## Aim
Copy out the lines verbatim, beginning at the first line of the collected data entries and stopping after the line that contains "cappuccino-cup-icon [627, 571, 720, 664]".

(Collected data entries)
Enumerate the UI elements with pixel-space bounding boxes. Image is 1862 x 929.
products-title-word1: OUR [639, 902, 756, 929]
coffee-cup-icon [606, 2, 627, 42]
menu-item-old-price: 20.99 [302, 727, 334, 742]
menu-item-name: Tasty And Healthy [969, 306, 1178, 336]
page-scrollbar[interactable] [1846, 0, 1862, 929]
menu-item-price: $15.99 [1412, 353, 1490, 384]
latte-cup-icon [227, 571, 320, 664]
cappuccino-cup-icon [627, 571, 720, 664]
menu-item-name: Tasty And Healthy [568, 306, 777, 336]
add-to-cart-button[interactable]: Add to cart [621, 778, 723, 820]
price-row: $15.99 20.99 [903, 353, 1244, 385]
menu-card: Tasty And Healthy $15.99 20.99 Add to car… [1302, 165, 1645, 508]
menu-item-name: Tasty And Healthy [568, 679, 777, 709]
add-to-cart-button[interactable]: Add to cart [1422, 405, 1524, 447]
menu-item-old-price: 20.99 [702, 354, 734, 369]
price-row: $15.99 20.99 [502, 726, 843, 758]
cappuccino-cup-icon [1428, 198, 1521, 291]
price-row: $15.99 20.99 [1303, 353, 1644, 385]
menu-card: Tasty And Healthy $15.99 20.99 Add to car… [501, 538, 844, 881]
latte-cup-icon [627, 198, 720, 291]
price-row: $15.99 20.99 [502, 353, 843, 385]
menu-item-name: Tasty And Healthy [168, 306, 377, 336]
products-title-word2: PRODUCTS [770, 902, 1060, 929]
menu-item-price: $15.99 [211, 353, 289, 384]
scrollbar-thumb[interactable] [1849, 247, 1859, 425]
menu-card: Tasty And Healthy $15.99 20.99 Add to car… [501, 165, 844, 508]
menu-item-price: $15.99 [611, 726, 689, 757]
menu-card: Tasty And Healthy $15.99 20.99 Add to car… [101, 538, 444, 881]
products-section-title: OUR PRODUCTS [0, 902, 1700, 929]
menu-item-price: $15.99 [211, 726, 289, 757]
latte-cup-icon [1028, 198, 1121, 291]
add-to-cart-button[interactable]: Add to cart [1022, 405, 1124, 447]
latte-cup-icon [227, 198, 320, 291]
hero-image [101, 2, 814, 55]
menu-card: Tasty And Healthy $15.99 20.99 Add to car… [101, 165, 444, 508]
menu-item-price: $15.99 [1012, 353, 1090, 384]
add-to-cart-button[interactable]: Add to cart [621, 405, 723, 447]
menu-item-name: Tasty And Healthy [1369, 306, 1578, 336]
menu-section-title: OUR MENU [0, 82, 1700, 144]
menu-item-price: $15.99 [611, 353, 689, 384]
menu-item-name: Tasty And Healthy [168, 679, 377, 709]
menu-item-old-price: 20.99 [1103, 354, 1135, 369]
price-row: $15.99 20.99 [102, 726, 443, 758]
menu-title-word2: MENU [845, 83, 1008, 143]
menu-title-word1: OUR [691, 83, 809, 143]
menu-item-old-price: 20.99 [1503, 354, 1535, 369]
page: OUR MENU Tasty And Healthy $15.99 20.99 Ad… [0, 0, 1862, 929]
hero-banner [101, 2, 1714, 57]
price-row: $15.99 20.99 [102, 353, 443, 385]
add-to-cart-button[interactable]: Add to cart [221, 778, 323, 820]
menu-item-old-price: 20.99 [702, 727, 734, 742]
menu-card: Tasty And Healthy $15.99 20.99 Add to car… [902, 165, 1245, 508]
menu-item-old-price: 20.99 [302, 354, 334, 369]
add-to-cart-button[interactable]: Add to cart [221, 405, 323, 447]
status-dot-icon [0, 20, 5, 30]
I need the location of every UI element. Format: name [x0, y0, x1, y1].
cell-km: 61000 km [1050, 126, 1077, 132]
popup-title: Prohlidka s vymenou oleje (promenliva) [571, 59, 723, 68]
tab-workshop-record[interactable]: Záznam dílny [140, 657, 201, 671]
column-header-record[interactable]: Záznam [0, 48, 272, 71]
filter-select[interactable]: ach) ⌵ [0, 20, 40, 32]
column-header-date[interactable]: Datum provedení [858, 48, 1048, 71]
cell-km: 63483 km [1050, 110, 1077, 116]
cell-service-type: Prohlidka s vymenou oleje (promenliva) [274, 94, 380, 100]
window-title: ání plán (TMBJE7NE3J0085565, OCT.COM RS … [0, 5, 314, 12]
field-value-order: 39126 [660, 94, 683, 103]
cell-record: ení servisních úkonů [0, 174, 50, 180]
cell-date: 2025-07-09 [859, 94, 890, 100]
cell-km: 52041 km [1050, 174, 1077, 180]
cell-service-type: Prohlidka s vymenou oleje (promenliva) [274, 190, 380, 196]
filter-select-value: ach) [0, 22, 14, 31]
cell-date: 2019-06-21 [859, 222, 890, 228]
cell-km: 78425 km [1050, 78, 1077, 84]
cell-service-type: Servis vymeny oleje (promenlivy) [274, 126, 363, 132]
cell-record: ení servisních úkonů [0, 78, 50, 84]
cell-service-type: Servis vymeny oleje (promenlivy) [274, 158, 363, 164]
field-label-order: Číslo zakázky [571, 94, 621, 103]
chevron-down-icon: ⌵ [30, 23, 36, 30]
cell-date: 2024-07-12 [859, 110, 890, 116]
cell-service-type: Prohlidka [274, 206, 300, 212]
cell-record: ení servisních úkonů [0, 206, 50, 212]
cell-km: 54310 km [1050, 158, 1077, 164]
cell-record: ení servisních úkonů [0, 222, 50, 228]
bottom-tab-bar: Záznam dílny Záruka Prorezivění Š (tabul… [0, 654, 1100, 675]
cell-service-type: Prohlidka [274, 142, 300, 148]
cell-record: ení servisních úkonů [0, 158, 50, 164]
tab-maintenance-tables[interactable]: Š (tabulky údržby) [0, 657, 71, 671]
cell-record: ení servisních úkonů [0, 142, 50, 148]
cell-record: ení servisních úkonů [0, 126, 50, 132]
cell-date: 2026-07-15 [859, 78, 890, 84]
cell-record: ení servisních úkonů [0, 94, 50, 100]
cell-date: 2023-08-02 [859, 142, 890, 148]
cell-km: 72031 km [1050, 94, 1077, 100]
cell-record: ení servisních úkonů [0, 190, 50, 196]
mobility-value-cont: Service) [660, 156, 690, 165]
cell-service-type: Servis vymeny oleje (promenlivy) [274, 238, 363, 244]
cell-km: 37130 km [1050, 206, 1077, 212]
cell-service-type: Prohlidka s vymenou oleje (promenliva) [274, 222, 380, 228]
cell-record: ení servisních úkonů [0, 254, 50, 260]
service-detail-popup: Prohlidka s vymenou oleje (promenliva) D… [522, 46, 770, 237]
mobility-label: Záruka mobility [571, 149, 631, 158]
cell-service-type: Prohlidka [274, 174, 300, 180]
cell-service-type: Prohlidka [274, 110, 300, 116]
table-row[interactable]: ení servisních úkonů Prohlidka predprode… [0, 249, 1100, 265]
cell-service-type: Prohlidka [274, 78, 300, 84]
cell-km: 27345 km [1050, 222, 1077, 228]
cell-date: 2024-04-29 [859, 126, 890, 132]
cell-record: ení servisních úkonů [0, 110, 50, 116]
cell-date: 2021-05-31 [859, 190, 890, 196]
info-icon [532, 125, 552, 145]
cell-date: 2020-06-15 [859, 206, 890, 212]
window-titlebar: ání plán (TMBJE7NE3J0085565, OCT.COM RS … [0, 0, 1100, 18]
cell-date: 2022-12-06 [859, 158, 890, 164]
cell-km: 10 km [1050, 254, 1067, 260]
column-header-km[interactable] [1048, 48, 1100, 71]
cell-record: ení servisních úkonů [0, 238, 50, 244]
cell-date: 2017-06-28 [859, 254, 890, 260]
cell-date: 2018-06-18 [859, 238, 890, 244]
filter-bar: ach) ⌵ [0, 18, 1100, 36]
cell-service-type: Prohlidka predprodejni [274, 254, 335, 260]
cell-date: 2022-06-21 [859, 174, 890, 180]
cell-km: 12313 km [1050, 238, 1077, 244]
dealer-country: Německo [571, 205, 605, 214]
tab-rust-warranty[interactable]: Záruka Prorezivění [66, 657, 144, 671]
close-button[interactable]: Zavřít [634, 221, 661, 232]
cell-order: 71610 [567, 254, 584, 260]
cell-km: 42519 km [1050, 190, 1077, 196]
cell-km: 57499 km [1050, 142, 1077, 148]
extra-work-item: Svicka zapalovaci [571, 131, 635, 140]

## Answer below
Enumerate the UI elements with pixel-space bounding boxes. Image is 1862 x 929.
products-title-word1: OUR [639, 902, 756, 929]
coffee-cup-icon [606, 2, 627, 42]
menu-item-old-price: 20.99 [302, 727, 334, 742]
menu-item-name: Tasty And Healthy [969, 306, 1178, 336]
page-scrollbar[interactable] [1846, 0, 1862, 929]
menu-item-price: $15.99 [1412, 353, 1490, 384]
latte-cup-icon [227, 571, 320, 664]
cappuccino-cup-icon [627, 571, 720, 664]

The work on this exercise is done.